> _Selection_
+===+
Monday, October 26, 2015

Halloween Watch: The Haunting (1963)



I watched The Haunting (1963) for the first time back around 1999.  I recall that the first two Octobers after I graduated from college, free from homework and other school stuff to do at the time (and with a job that really, genuinely ended at 6:00 most days and had a ten minute commute), I was free to binge-watch scary movies.  And, so, Jamie and I kept heading back to Austin's I Luv Video until she told me to knock it off, she was tired of black and white movies.  I'm still nowhere as caught up as I should be.

It was during those first two Octobers that we rented The Haunting, likely because I'd seen it mentioned somewhere in an article on "must see scary movies", but I've forgotten what got me to reach for the tape in the first place.

I recall we watched it during the day, the blinds closed, and, still, we were both utterly petrified by the movie.   Or, at least as petrified as I ever get from a movie.

Monster movies generally aren't really all that scary - just weird and uncanny.  For scary, I like atmosphere and breaching the unknowable, I guess.  It's probably why stuff like The Shining sticks with me, but I see Friday the 13th as a sort of comedy.  Of course it's suspenseful to wait to see who will get stabbed next, but it's an inevitability.  It's just waiting for a shoe to drop like a punchline.  And gore is gorey and hard to look at, but that doesn't make it necessarily scary.  I don't like looking at rotting hamburger meat and I don't want to touch it, but I'm not scared.  I'm repulsed.

I'll take a good "what the hell is going on?" to qualify as scary in my book.  The unexplainable and inexplicable, add in a dash of madness, and I'll qualify something as scary.  And The Haunting has that in spades.
+===+
> _What is needed_
Reproduce the passage of the post on The Haunting that begins with the words containing "I watched The" and ends with "I should be.".

> _Data records_
+===+
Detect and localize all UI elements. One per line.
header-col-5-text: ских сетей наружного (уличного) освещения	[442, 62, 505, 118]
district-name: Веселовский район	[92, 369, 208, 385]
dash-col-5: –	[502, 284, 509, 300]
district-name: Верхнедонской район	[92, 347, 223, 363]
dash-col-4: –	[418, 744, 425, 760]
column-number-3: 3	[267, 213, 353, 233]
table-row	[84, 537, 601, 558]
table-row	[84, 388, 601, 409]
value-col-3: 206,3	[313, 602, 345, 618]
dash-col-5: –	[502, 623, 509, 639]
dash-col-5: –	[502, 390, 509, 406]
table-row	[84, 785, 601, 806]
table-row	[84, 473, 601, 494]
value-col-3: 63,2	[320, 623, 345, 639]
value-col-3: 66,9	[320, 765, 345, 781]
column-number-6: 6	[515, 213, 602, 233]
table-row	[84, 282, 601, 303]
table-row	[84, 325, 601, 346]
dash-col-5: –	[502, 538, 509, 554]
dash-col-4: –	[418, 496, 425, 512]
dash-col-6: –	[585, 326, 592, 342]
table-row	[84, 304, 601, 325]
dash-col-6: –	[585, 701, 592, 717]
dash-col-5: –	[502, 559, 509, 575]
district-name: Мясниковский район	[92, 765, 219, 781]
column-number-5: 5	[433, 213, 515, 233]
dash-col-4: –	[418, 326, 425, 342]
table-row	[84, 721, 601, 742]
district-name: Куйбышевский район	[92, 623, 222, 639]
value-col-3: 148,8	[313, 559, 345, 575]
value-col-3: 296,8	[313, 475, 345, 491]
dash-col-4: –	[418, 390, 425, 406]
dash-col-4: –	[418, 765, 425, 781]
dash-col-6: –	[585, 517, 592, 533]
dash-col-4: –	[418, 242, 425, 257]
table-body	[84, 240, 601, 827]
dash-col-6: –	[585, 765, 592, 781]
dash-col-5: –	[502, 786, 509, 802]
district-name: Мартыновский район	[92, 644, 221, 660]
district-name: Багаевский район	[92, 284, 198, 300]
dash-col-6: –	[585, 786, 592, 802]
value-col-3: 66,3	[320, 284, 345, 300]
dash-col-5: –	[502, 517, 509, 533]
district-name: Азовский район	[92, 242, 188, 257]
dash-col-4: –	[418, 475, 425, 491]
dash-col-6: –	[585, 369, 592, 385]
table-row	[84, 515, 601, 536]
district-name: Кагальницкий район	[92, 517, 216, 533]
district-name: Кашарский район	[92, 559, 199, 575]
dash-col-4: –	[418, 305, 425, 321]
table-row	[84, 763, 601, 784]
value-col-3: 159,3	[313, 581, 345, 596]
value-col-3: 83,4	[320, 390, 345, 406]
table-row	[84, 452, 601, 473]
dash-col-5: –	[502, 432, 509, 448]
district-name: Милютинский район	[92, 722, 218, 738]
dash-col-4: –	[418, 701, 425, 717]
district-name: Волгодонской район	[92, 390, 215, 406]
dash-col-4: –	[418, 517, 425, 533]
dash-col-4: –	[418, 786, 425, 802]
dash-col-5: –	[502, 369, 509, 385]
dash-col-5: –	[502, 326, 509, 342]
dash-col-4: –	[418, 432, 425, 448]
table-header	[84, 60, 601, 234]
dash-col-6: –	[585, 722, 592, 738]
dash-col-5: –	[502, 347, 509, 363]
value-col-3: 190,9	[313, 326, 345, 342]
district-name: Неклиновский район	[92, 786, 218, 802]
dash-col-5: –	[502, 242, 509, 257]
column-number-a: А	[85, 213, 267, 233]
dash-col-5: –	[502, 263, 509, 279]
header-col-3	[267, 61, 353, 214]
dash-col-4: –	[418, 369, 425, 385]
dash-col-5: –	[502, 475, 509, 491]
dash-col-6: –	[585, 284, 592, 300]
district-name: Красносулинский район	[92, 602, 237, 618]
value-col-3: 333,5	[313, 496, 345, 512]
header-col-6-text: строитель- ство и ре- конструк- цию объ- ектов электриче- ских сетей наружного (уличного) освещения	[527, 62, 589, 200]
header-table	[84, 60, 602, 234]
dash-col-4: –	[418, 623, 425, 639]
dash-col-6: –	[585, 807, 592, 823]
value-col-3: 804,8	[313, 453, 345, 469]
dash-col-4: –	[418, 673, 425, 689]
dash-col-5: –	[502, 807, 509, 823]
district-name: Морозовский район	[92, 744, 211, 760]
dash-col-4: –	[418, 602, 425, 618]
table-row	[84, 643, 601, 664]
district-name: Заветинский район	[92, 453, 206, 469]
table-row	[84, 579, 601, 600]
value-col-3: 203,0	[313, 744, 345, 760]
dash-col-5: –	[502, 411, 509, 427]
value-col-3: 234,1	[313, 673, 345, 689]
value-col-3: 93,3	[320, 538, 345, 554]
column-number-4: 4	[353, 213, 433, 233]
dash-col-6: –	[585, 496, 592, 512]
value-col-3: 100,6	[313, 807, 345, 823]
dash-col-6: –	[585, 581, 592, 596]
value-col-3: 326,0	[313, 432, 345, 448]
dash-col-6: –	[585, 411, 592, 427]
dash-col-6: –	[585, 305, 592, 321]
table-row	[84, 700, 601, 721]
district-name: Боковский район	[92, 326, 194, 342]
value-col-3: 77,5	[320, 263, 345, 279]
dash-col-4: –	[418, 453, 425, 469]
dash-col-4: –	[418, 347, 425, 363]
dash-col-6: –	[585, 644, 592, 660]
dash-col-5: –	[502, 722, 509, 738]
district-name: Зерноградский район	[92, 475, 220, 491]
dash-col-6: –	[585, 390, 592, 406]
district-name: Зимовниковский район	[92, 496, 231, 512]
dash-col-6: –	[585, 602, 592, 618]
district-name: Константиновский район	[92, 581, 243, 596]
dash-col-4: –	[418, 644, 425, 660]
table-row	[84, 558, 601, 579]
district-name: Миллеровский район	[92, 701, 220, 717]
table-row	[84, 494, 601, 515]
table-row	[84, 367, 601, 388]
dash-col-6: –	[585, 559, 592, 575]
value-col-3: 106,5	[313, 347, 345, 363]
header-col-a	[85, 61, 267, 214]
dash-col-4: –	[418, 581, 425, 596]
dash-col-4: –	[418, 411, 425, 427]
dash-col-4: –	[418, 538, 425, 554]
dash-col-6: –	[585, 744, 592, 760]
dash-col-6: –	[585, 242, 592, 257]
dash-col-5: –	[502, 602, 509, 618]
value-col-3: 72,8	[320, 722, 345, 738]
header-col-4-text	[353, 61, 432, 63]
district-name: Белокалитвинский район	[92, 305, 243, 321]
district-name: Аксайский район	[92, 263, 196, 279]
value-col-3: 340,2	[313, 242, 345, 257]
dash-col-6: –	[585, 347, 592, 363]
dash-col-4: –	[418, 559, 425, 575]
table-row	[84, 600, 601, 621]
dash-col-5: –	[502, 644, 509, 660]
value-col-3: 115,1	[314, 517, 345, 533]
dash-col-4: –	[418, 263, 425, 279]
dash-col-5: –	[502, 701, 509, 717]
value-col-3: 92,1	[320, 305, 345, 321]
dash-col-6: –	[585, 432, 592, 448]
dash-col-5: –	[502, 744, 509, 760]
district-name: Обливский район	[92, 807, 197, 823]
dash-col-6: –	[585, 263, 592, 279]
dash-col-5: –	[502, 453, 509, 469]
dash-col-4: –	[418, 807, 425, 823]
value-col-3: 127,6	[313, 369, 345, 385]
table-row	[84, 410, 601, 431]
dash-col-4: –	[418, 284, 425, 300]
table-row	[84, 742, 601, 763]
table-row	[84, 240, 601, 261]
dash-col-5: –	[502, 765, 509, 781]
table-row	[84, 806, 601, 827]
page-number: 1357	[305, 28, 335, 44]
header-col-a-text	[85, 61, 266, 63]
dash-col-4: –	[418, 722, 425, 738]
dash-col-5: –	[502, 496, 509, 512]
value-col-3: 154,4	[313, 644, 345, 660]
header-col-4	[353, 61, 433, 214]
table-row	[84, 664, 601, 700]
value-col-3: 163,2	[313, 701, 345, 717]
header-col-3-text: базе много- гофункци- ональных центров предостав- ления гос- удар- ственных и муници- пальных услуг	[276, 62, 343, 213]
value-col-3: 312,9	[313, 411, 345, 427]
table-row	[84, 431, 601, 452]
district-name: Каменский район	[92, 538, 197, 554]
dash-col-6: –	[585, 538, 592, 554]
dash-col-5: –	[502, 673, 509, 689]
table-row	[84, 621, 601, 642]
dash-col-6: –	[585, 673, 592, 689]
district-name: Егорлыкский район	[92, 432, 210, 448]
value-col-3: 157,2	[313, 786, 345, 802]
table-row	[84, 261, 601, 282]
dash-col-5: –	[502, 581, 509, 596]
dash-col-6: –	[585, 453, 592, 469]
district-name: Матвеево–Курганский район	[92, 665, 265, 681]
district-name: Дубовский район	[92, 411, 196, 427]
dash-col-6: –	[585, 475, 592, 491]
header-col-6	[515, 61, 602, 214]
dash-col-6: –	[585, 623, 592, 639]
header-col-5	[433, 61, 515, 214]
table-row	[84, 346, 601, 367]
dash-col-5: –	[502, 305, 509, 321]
+===+
> _Response to this exercise_
I watched The Haunting (1963) for the first time back around 1999.  I recall that the first two Octobers after I graduated from college, free from homework and other school stuff to do at the time (and with a job that really, genuinely ended at 6:00 most days and had a ten minute commute), I was free to binge-watch scary movies.  And, so, Jamie and I kept heading back to Austin's I Luv Video until she told me to knock it off, she was tired of black and white movies.  I'm still nowhere as caught up as I should be.